Count each line in which the word "товаров" appears. Reply with the total and nothing more.

#### [INPUT RECORDS]
----------------------------------------

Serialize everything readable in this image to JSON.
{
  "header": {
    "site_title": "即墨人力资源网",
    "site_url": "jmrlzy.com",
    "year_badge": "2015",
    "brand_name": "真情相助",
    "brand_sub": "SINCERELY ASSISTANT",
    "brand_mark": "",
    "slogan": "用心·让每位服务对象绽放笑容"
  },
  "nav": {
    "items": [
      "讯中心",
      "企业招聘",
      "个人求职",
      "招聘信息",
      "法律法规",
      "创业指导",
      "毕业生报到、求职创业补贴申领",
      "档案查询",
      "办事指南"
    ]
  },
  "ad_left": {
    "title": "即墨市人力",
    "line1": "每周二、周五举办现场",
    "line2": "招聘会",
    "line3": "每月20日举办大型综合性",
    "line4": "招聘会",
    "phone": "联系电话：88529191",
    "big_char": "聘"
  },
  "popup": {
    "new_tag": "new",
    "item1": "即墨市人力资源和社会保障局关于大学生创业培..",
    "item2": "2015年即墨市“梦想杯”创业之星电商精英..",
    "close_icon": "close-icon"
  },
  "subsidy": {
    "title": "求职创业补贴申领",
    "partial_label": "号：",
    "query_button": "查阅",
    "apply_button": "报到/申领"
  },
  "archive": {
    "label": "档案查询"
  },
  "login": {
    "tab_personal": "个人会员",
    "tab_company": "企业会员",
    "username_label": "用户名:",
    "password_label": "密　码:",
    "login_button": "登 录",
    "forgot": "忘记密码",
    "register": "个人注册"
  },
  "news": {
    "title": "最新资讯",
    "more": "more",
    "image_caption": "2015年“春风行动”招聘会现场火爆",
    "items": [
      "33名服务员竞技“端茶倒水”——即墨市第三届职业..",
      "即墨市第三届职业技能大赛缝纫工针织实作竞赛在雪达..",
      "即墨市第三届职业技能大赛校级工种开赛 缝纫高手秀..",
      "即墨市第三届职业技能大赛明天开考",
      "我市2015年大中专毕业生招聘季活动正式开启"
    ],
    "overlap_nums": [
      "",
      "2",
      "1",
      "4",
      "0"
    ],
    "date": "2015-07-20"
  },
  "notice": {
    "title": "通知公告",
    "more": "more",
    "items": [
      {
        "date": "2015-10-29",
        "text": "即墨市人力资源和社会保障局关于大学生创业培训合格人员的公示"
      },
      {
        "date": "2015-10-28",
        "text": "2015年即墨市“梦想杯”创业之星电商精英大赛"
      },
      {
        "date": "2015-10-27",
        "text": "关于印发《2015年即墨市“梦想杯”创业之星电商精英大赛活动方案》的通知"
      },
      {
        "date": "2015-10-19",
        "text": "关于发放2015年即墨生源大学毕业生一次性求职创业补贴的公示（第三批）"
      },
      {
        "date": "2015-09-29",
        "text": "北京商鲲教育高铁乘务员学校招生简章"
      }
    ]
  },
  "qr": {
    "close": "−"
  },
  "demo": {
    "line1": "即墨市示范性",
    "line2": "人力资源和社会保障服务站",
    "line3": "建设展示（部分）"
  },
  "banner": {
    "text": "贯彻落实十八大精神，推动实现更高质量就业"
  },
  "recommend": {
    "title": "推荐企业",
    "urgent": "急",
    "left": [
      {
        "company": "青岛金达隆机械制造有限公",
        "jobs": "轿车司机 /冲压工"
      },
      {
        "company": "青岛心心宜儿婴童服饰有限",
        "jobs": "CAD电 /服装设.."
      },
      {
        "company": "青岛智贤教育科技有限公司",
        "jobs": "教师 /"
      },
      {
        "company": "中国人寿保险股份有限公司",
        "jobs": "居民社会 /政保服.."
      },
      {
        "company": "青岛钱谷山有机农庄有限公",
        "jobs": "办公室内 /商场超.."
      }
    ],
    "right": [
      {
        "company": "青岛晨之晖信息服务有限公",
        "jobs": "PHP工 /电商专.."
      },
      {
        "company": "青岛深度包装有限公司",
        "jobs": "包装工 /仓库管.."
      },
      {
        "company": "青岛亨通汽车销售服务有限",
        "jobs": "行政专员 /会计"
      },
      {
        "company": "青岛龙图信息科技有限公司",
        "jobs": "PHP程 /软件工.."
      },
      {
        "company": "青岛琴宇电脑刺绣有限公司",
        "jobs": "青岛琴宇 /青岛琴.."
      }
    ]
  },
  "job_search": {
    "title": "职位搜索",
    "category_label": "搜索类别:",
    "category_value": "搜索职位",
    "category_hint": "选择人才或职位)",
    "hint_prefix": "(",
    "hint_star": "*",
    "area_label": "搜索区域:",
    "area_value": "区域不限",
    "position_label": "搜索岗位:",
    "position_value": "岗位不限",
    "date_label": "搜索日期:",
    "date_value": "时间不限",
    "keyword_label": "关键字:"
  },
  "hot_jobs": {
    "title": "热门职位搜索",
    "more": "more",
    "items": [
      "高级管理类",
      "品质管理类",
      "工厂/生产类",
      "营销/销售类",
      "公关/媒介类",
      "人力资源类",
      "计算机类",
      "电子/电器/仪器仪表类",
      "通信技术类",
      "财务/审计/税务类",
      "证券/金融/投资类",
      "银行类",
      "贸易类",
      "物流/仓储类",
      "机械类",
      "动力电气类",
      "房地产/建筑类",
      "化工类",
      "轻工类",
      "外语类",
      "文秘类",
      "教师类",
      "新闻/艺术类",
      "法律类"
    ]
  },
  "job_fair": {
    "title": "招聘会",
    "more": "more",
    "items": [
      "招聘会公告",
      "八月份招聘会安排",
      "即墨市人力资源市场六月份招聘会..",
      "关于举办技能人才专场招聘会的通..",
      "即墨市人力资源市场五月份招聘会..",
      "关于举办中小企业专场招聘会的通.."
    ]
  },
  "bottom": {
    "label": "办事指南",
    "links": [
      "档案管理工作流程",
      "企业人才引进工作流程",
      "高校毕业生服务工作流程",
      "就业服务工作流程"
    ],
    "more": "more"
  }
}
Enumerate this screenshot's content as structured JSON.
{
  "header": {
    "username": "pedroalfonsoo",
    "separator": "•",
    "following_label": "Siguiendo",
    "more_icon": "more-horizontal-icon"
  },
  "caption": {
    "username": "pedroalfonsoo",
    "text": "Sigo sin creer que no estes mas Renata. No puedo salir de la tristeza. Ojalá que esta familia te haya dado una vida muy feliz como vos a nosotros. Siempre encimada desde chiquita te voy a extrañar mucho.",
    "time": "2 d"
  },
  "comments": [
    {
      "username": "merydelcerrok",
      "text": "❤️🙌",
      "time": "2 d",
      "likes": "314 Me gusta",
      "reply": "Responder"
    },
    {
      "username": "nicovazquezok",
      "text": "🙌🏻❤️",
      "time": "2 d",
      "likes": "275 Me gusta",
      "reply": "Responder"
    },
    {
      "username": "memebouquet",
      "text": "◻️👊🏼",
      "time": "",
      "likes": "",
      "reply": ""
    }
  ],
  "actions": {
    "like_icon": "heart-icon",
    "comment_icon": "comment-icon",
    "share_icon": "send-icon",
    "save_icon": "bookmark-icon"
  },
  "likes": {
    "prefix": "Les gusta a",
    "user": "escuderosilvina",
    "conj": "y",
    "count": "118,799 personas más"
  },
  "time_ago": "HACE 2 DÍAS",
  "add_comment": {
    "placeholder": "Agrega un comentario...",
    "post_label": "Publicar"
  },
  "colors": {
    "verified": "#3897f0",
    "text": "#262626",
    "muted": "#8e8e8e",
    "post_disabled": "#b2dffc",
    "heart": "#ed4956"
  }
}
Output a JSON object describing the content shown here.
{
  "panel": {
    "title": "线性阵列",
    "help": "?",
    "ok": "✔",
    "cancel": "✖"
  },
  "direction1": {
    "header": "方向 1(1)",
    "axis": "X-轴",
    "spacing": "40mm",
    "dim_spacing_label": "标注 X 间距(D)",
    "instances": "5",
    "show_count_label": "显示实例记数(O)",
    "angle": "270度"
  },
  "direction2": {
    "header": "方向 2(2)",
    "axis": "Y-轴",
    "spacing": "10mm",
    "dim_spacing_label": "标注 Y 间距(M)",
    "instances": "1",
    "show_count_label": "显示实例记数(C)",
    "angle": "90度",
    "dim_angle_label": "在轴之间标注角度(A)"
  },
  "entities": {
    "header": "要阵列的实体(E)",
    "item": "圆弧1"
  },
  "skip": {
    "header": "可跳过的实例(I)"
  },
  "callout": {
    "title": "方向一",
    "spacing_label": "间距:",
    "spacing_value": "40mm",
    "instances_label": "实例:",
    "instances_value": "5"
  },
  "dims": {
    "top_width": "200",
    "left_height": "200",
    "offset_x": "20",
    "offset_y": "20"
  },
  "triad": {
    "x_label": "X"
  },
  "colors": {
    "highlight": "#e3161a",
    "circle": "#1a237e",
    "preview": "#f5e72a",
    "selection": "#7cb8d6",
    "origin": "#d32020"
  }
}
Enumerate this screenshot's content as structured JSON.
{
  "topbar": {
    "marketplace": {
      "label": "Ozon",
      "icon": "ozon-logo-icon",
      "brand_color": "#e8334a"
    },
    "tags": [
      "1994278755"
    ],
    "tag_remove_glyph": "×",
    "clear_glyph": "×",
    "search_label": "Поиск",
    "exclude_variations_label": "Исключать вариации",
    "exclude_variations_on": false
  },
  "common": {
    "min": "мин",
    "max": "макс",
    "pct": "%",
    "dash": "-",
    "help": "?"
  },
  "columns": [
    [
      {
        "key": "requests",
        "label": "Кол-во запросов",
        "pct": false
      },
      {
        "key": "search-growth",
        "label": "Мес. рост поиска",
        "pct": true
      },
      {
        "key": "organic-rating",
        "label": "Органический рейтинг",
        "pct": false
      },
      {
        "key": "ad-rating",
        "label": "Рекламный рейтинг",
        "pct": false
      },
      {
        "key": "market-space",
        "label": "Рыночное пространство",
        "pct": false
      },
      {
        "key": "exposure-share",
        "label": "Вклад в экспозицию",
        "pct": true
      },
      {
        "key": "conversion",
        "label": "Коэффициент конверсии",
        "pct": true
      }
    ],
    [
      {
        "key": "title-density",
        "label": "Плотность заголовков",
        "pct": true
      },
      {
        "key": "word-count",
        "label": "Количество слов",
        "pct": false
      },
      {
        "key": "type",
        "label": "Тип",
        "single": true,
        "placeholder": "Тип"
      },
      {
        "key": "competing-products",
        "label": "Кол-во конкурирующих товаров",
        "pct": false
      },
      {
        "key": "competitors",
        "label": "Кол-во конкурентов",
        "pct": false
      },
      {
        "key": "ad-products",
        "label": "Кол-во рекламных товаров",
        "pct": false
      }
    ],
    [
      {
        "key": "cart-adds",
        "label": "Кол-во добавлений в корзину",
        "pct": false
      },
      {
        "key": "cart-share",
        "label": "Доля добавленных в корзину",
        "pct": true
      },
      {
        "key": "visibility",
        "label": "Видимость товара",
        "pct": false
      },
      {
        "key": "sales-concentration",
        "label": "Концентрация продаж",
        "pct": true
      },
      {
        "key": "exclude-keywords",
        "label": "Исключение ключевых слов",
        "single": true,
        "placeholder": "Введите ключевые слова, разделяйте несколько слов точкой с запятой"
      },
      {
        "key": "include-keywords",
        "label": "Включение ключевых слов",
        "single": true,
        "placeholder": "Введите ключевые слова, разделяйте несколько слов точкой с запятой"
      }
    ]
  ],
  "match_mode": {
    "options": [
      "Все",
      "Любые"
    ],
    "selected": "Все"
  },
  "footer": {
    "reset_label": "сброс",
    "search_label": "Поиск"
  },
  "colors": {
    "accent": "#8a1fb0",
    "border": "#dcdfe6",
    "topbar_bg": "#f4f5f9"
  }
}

----------------------------------------

#### [ANSWER TO THIS TASK]
2